• _Requirement_: Tally every line of the listing below that holds "time", then give the tally alone.

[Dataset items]
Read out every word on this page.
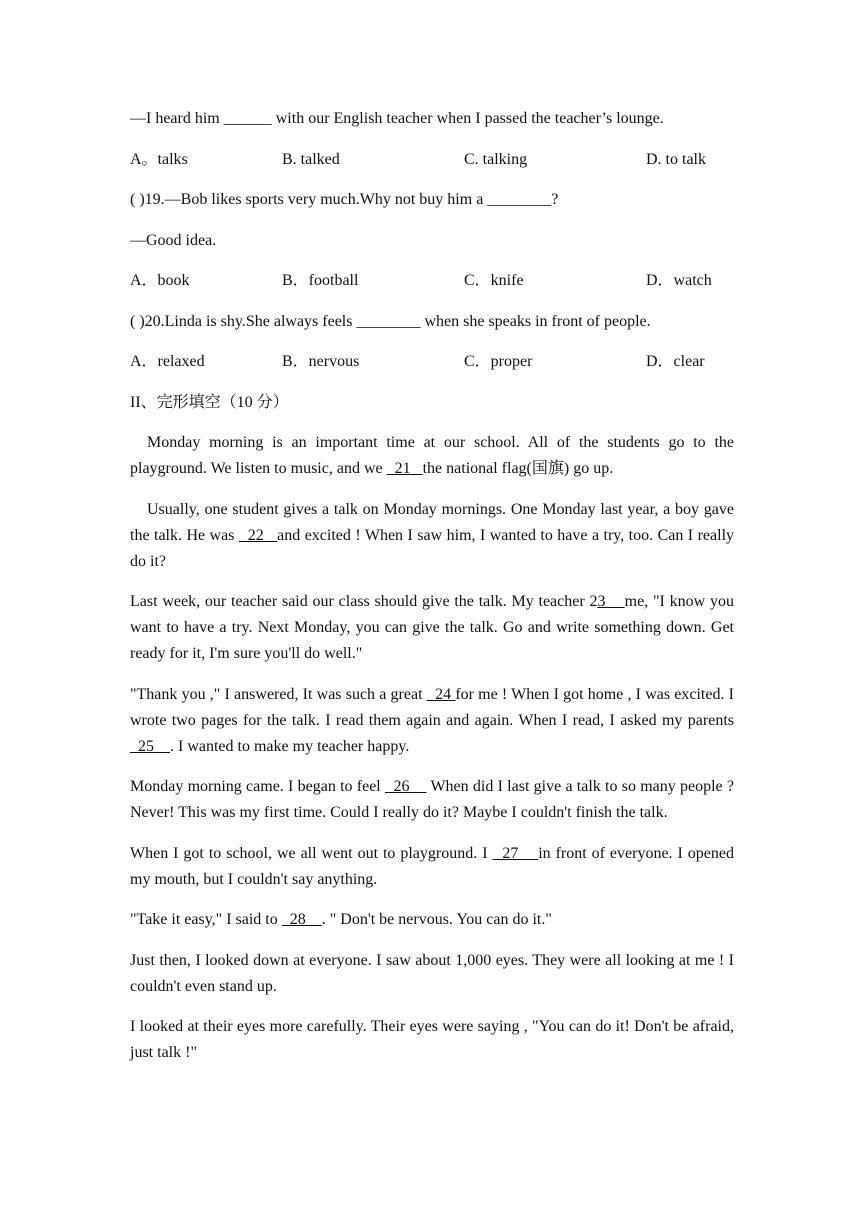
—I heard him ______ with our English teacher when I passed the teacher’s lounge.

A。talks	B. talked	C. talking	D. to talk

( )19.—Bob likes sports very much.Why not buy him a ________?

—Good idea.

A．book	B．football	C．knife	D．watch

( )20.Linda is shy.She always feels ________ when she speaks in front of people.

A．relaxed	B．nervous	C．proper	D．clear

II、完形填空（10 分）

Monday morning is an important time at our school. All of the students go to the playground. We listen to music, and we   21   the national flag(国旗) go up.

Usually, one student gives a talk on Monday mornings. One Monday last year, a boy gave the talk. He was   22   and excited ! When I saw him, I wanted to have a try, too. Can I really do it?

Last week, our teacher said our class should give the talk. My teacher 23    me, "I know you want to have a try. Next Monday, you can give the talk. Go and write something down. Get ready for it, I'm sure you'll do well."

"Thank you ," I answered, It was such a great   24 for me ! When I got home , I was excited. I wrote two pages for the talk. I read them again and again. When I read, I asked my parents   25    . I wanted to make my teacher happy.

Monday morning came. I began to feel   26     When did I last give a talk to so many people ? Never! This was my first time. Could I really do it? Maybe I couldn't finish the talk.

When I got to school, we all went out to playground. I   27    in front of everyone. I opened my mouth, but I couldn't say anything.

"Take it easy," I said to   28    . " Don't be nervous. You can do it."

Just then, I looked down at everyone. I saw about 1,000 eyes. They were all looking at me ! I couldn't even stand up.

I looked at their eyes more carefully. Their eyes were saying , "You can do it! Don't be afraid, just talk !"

• _Finished answer_: 2